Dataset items
::::

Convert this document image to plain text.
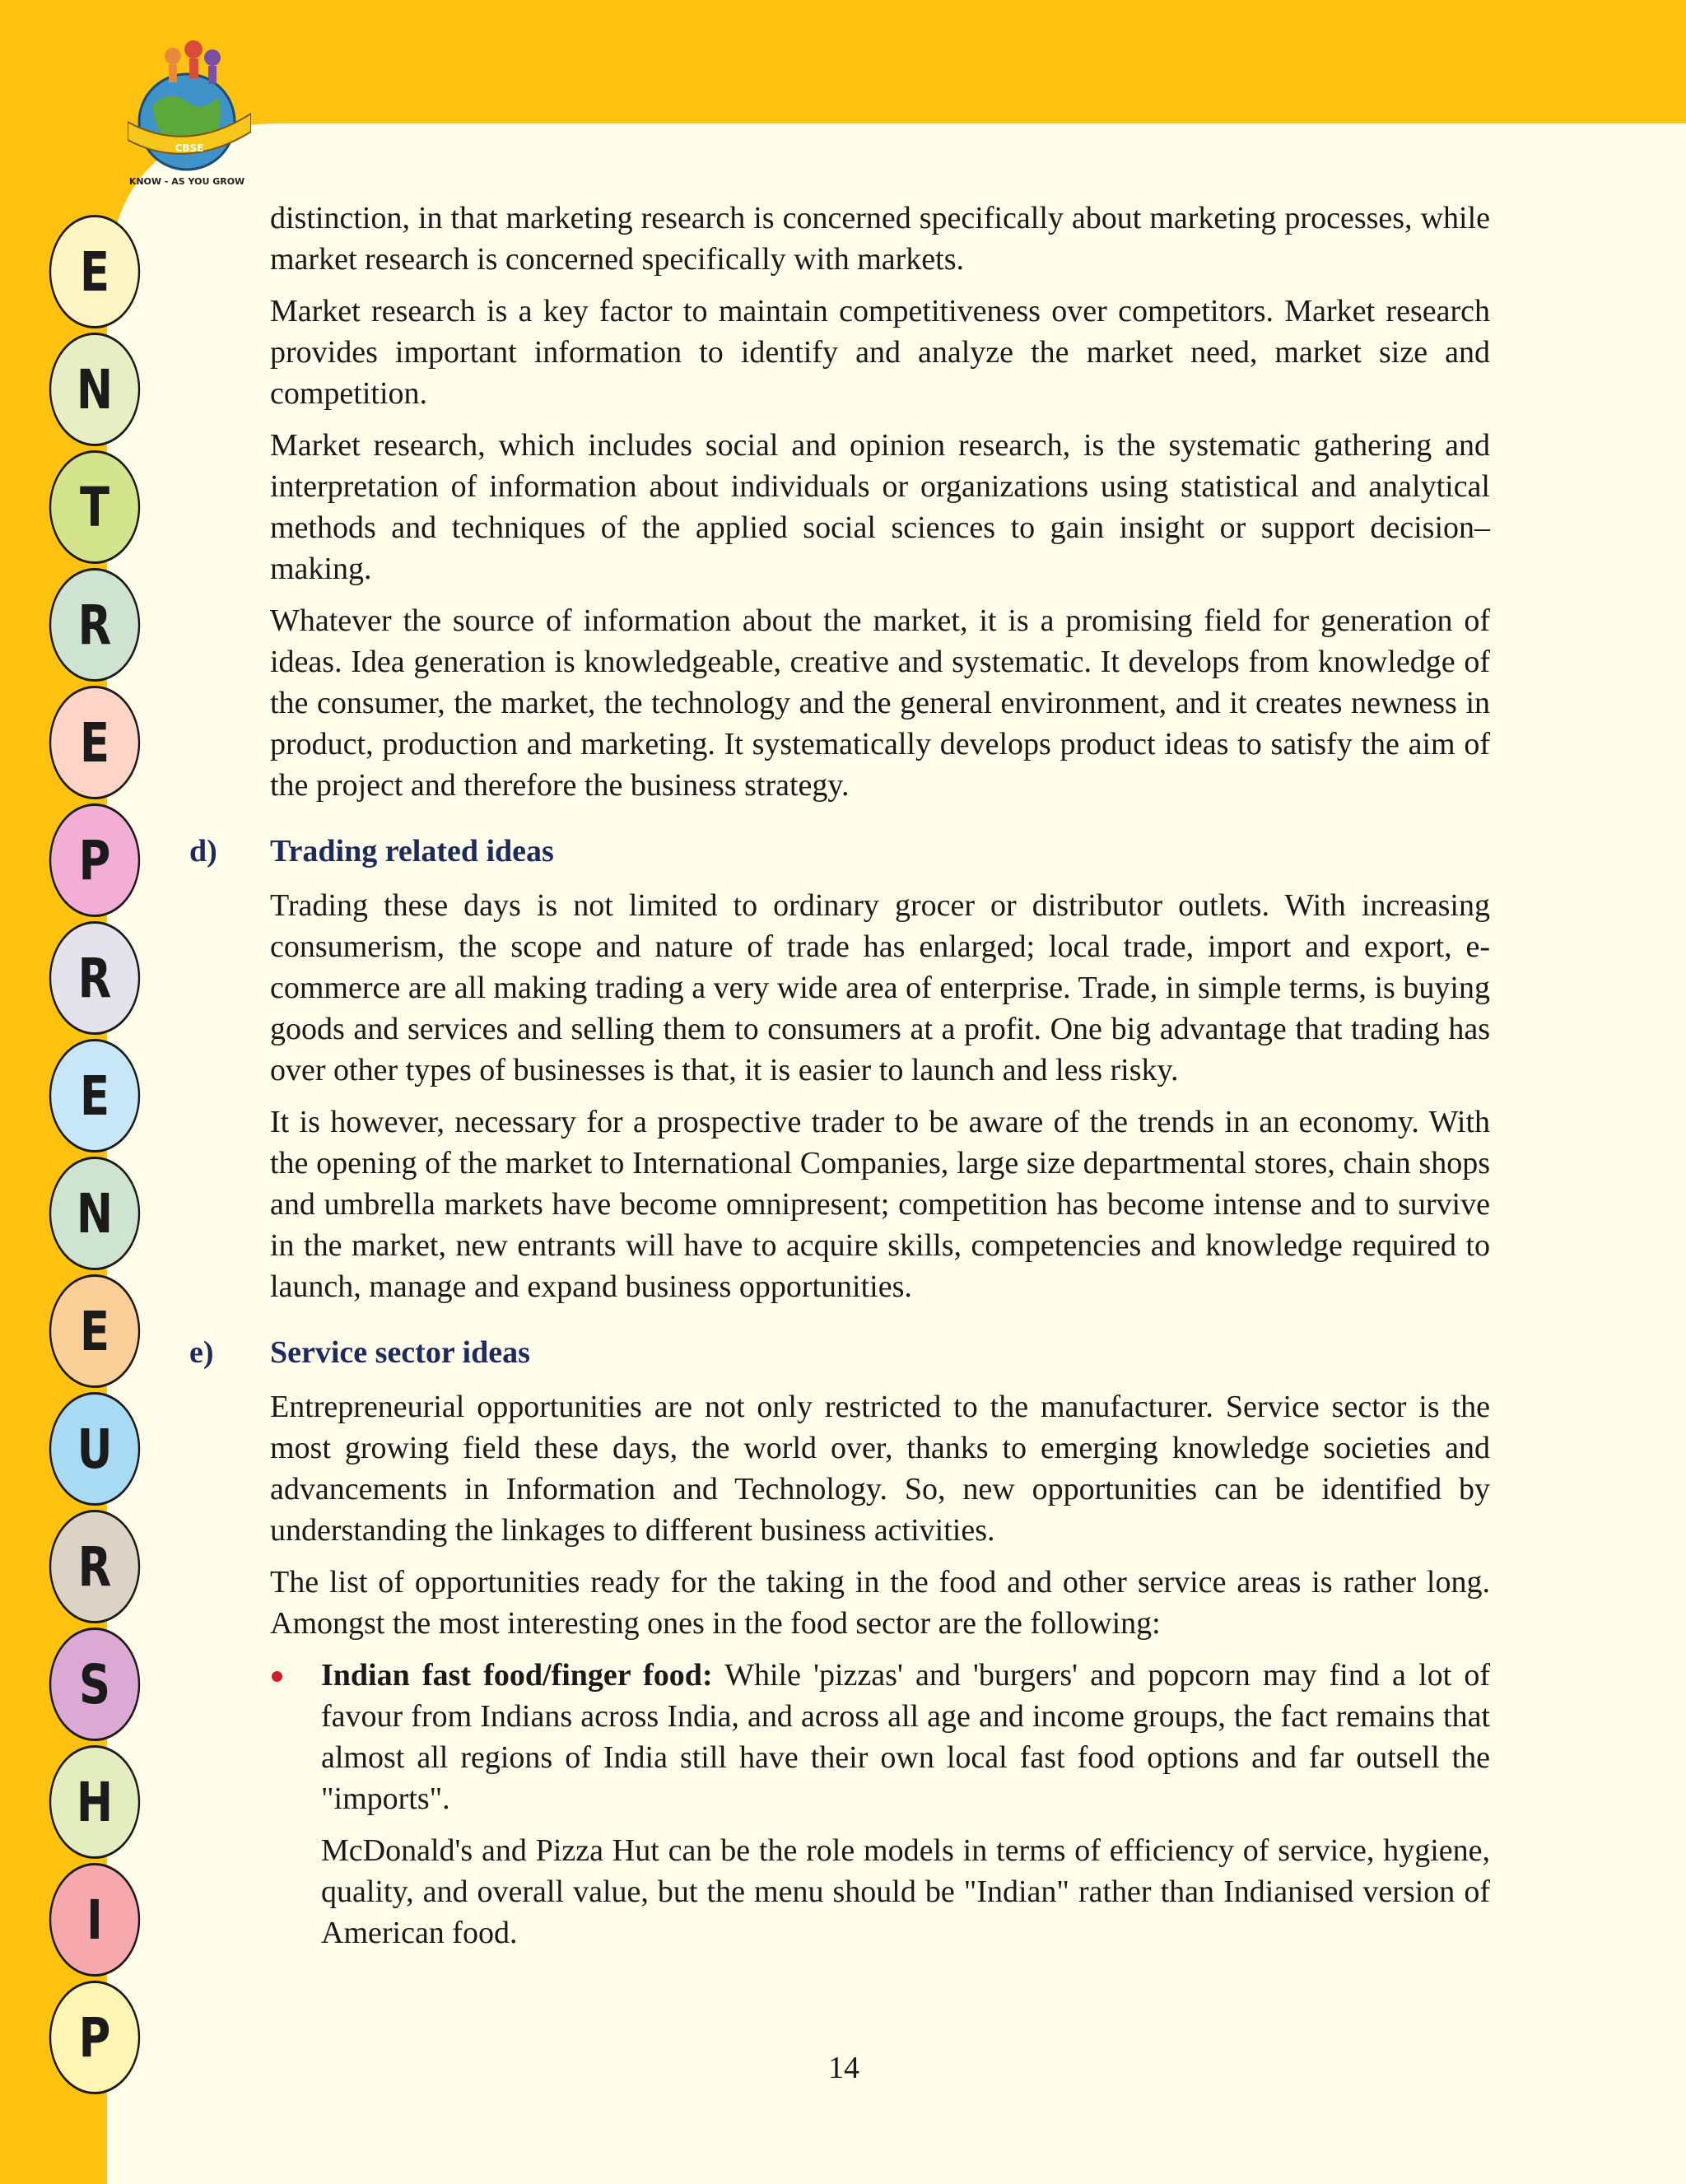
CBSE
KNOW - AS YOU GROW
E
N
T
R
E
P
R
E
N
E
U
R
S
H
I
P

distinction, in that marketing research is concerned specifically about marketing processes, while market research is concerned specifically with markets.

Market research is a key factor to maintain competitiveness over competitors. Market research provides important information to identify and analyze the market need, market size and competition.

Market research, which includes social and opinion research, is the systematic gathering and interpretation of information about individuals or organizations using statistical and analytical methods and techniques of the applied social sciences to gain insight or support decision–making.

Whatever the source of information about the market, it is a promising field for generation of ideas. Idea generation is knowledgeable, creative and systematic. It develops from knowledge of the consumer, the market, the technology and the general environment, and it creates newness in product, production and marketing. It systematically develops product ideas to satisfy the aim of the project and therefore the business strategy.

d)	Trading related ideas

Trading these days is not limited to ordinary grocer or distributor outlets. With increasing consumerism, the scope and nature of trade has enlarged; local trade, import and export, e-commerce are all making trading a very wide area of enterprise. Trade, in simple terms, is buying goods and services and selling them to consumers at a profit. One big advantage that trading has over other types of businesses is that, it is easier to launch and less risky.

It is however, necessary for a prospective trader to be aware of the trends in an economy. With the opening of the market to International Companies, large size departmental stores, chain shops and umbrella markets have become omnipresent; competition has become intense and to survive in the market, new entrants will have to acquire skills, competencies and knowledge required to launch, manage and expand business opportunities.

e)	Service sector ideas

Entrepreneurial opportunities are not only restricted to the manufacturer. Service sector is the most growing field these days, the world over, thanks to emerging knowledge societies and advancements in Information and Technology. So, new opportunities can be identified by understanding the linkages to different business activities.

The list of opportunities ready for the taking in the food and other service areas is rather long. Amongst the most interesting ones in the food sector are the following:

Indian fast food/finger food: While 'pizzas' and 'burgers' and popcorn may find a lot of favour from Indians across India, and across all age and income groups, the fact remains that almost all regions of India still have their own local fast food options and far outsell the "imports".

McDonald's and Pizza Hut can be the role models in terms of efficiency of service, hygiene, quality, and overall value, but the menu should be "Indian" rather than Indianised version of American food.

14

::::

__To be done__. Identify each line in the entries with the word "competition" and copy it.

__Finished exercise__.
Market research is a key factor to maintain competitiveness over competitors. Market research provides important information to identify and analyze the market need, market size and competition.
It is however, necessary for a prospective trader to be aware of the trends in an economy. With the opening of the market to International Companies, large size departmental stores, chain shops and umbrella markets have become omnipresent; competition has become intense and to survive in the market, new entrants will have to acquire skills, competencies and knowledge required to launch, manage and expand business opportunities.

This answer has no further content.